# Start of STORED DATA

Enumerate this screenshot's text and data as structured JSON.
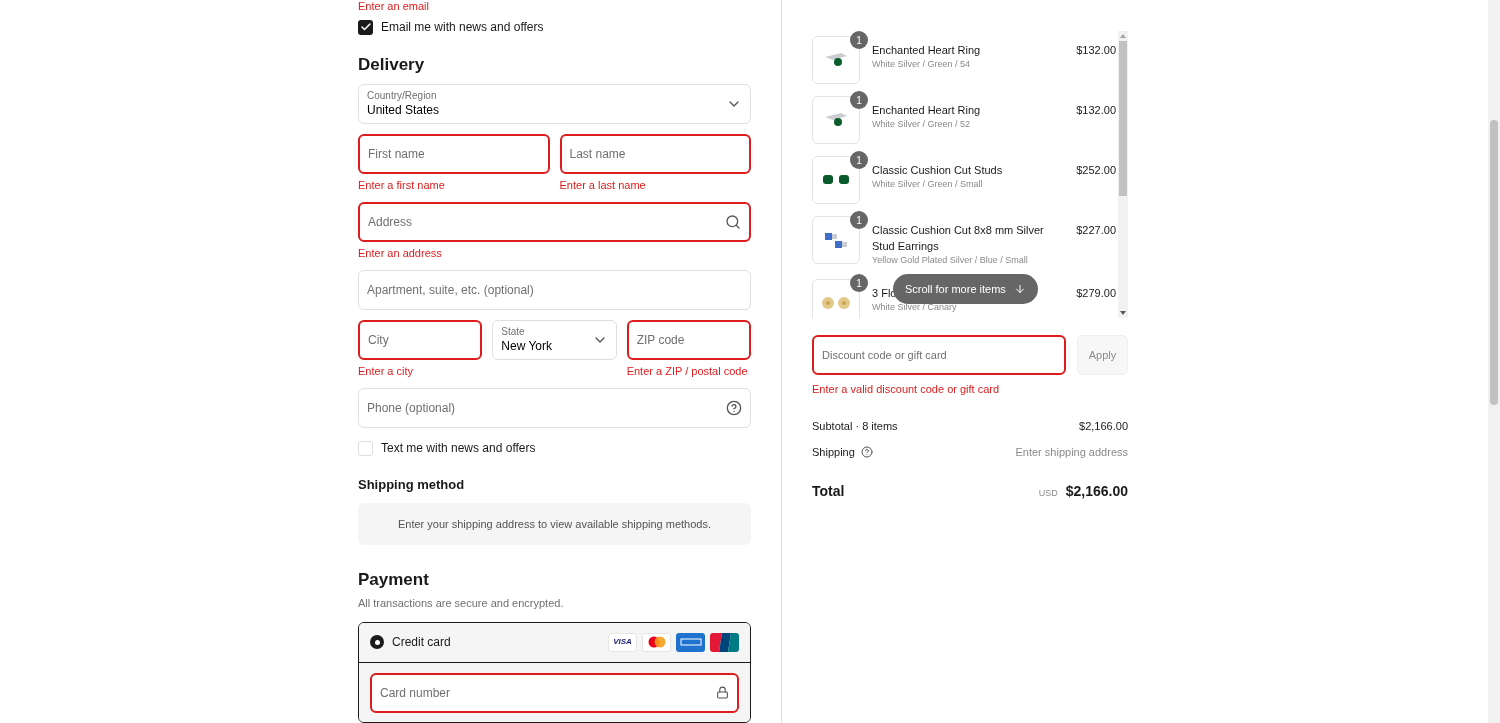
{
  "contact": {
    "error": "Enter an email",
    "newsletter": {
      "label": "Email me with news and offers",
      "checked": true
    }
  },
  "delivery": {
    "title": "Delivery",
    "rows": [
      [
        {
          "kind": "select",
          "label": "Country/Region",
          "value": "United States",
          "error": false
        }
      ],
      [
        {
          "kind": "text",
          "placeholder": "First name",
          "error": true,
          "message": "Enter a first name"
        },
        {
          "kind": "text",
          "placeholder": "Last name",
          "error": true,
          "message": "Enter a last name"
        }
      ],
      [
        {
          "kind": "search",
          "placeholder": "Address",
          "error": true,
          "message": "Enter an address"
        }
      ],
      [
        {
          "kind": "text",
          "placeholder": "Apartment, suite, etc. (optional)",
          "error": false
        }
      ],
      [
        {
          "kind": "text",
          "placeholder": "City",
          "error": true,
          "message": "Enter a city"
        },
        {
          "kind": "select",
          "label": "State",
          "value": "New York",
          "error": false
        },
        {
          "kind": "text",
          "placeholder": "ZIP code",
          "error": true,
          "message": "Enter a ZIP / postal code"
        }
      ],
      [
        {
          "kind": "help",
          "placeholder": "Phone (optional)",
          "error": false
        }
      ]
    ],
    "sms": {
      "label": "Text me with news and offers",
      "checked": false
    }
  },
  "shipping_method": {
    "title": "Shipping method",
    "notice": "Enter your shipping address to view available shipping methods."
  },
  "payment": {
    "title": "Payment",
    "subtitle": "All transactions are secure and encrypted.",
    "methods": [
      {
        "label": "Credit card",
        "selected": true,
        "cards": [
          {
            "kind": "visa",
            "label": "VISA"
          },
          {
            "kind": "mastercard"
          },
          {
            "kind": "amex"
          },
          {
            "kind": "unionpay"
          }
        ]
      }
    ],
    "card_number": {
      "placeholder": "Card number",
      "error": true
    }
  },
  "cart": {
    "items": [
      {
        "quantity": "1",
        "name": "Enchanted Heart Ring",
        "variant": "White Silver / Green / 54",
        "price": "$132.00",
        "kind": "ring"
      },
      {
        "quantity": "1",
        "name": "Enchanted Heart Ring",
        "variant": "White Silver / Green / 52",
        "price": "$132.00",
        "kind": "ring"
      },
      {
        "quantity": "1",
        "name": "Classic Cushion Cut Studs",
        "variant": "White Silver / Green / Small",
        "price": "$252.00",
        "kind": "green-studs"
      },
      {
        "quantity": "1",
        "name": "Classic Cushion Cut 8x8 mm Silver Stud Earrings",
        "variant": "Yellow Gold Plated Silver / Blue / Small",
        "price": "$227.00",
        "kind": "blue-studs"
      },
      {
        "quantity": "1",
        "name": "3 Flo",
        "variant": "White Silver / Canary",
        "price": "$279.00",
        "kind": "flowers"
      }
    ],
    "scroll_hint": "Scroll for more items"
  },
  "discount": {
    "placeholder": "Discount code or gift card",
    "error": true,
    "message": "Enter a valid discount code or gift card",
    "button": "Apply"
  },
  "summary": {
    "subtotal_label": "Subtotal · 8 items",
    "subtotal": "$2,166.00",
    "shipping_label": "Shipping",
    "shipping": "Enter shipping address",
    "total_label": "Total",
    "currency": "USD",
    "total": "$2,166.00"
  }
}
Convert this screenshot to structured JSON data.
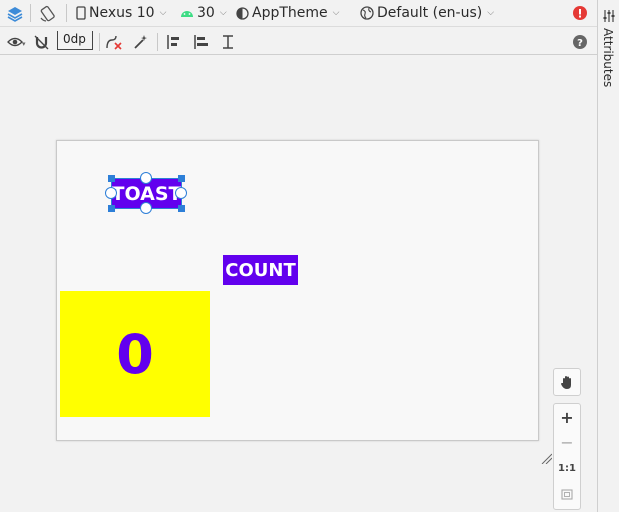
{
  "toolbar": {
    "device_label": "Nexus 10",
    "api_level": "30",
    "theme_label": "AppTheme",
    "locale_label": "Default (en-us)",
    "margin_value": "0dp"
  },
  "side_panel": {
    "label": "Attributes"
  },
  "design": {
    "toast_label": "TOAST",
    "count_label": "COUNT",
    "count_value": "0"
  },
  "zoom": {
    "one_to_one_label": "1:1",
    "plus_label": "+",
    "minus_label": "−"
  },
  "colors": {
    "accent": "#6200ee",
    "count_background": "#ffff00",
    "selection": "#2d7fd8",
    "error": "#e53935"
  },
  "icons": [
    "layers-icon",
    "orientation-icon",
    "phone-icon",
    "android-icon",
    "theme-icon",
    "globe-icon",
    "error-icon",
    "eye-icon",
    "magnet-icon",
    "clear-constraints-icon",
    "magic-wand-icon",
    "pack-icon",
    "align-icon",
    "guidelines-icon",
    "help-icon",
    "hand-icon",
    "fit-screen-icon"
  ]
}
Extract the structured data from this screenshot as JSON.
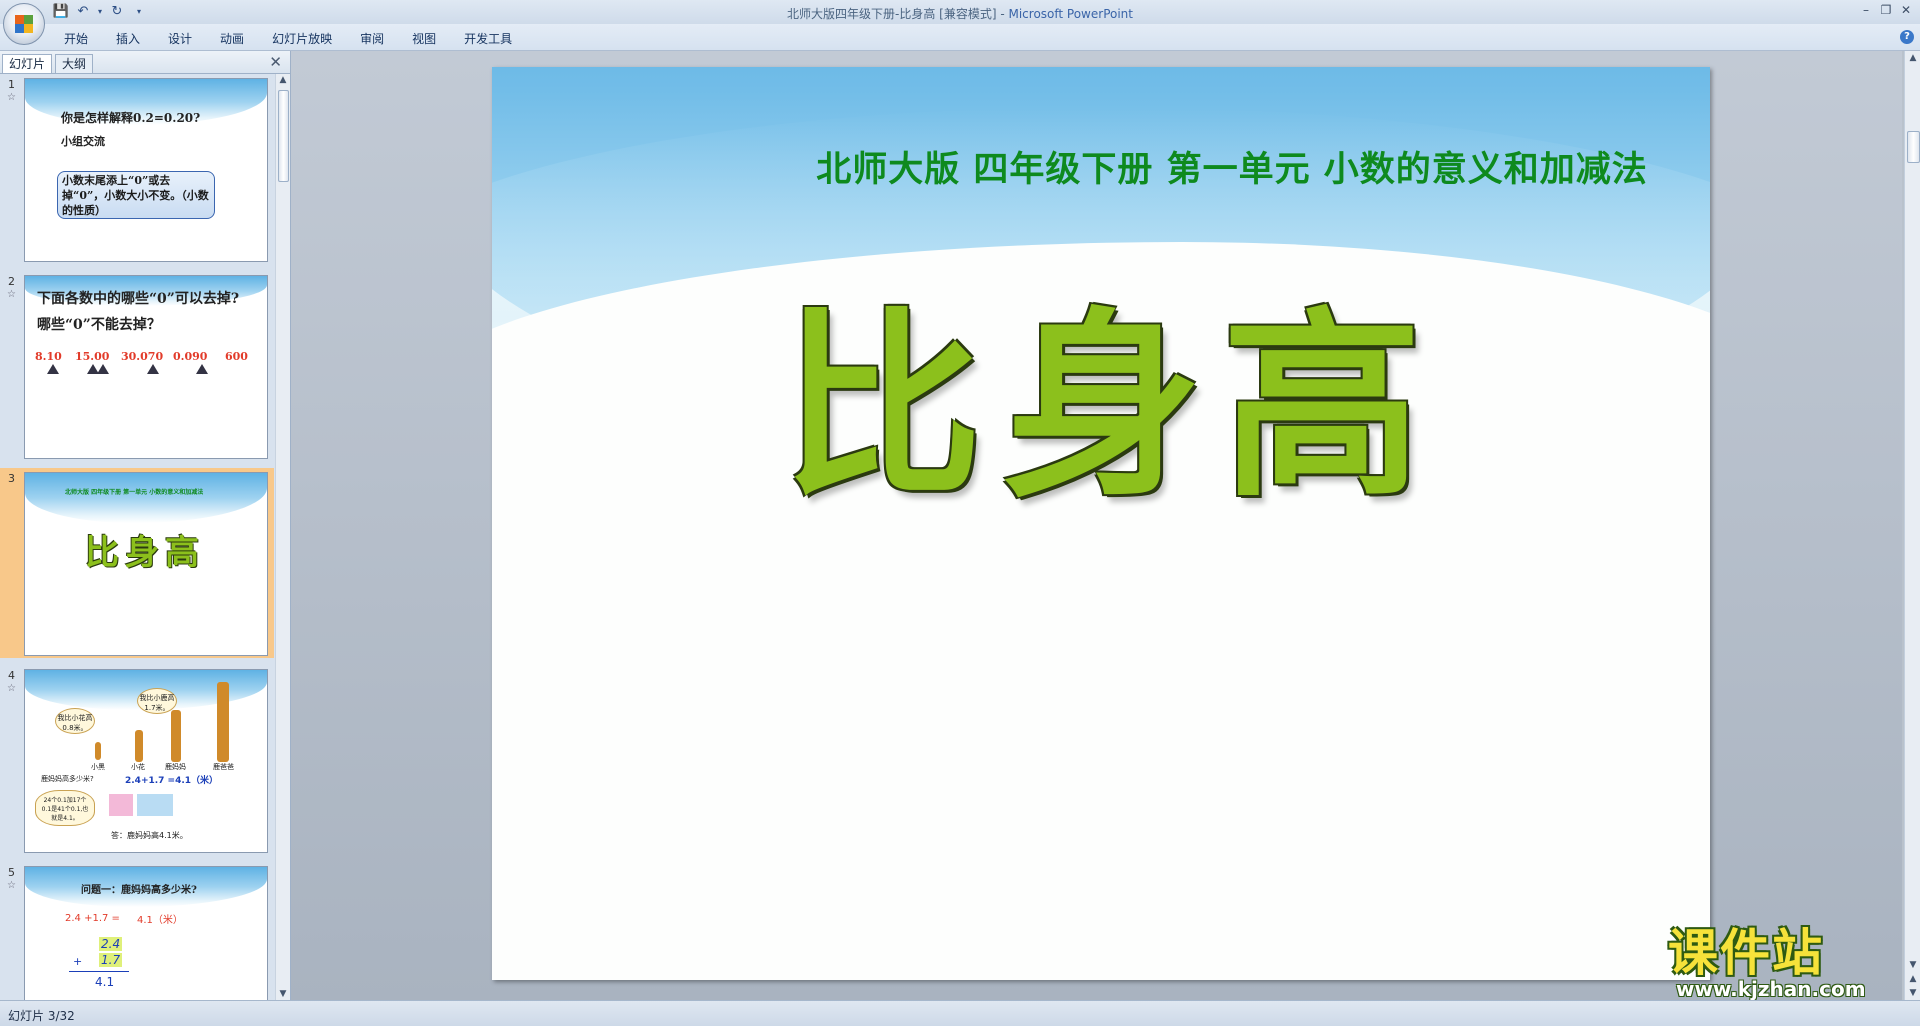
{
  "window": {
    "title_doc": "北师大版四年级下册-比身高 [兼容模式] - ",
    "title_app": "Microsoft PowerPoint"
  },
  "ribbon": {
    "tabs": [
      "开始",
      "插入",
      "设计",
      "动画",
      "幻灯片放映",
      "审阅",
      "视图",
      "开发工具"
    ]
  },
  "panel": {
    "tab_slides": "幻灯片",
    "tab_outline": "大纲"
  },
  "thumbnails": {
    "s1": {
      "num": "1",
      "question": "你是怎样解释0.2=0.20?",
      "group": "小组交流",
      "box_text": "小数末尾添上“0”或去掉“0”，小数大小不变。（小数的性质）"
    },
    "s2": {
      "num": "2",
      "line1": "下面各数中的哪些“0”可以去掉?",
      "line2": "哪些“0”不能去掉？",
      "numbers": [
        "8.10",
        "15.00",
        "30.070",
        "0.090",
        "600"
      ]
    },
    "s3": {
      "num": "3",
      "subtitle": "北师大版 四年级下册 第一单元 小数的意义和加减法",
      "title": "比身高"
    },
    "s4": {
      "num": "4",
      "bubble1": "我比小花高0.8米。",
      "bubble2": "我比小鹿高1.7米。",
      "names": [
        "小黑",
        "小花",
        "鹿妈妈",
        "鹿爸爸"
      ],
      "question": "鹿妈妈高多少米?",
      "equation": "2.4+1.7 =4.1（米）",
      "note": "24个0.1加17个0.1是41个0.1,也就是4.1。",
      "answer": "答：鹿妈妈高4.1米。"
    },
    "s5": {
      "num": "5",
      "question": "问题一：鹿妈妈高多少米?",
      "equation": "2.4 +1.7 =",
      "result": "4.1（米）",
      "top": "2.4",
      "mid": "1.7",
      "sum": "4.1"
    }
  },
  "slide": {
    "subtitle": "北师大版 四年级下册 第一单元 小数的意义和加减法",
    "title": "比身高"
  },
  "watermark": {
    "main": "课件站",
    "url": "www.kjzhan.com"
  },
  "status": {
    "slide_counter": "幻灯片 3/32"
  }
}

# End of STORED DATA

▶ [GIVEN TASK]: Pick out the lines containing the string "question".

▶ [THE REPLY]:
      "question": "你是怎样解释0.2=0.20?",
      "question": "鹿妈妈高多少米?",
      "question": "问题一：鹿妈妈高多少米?",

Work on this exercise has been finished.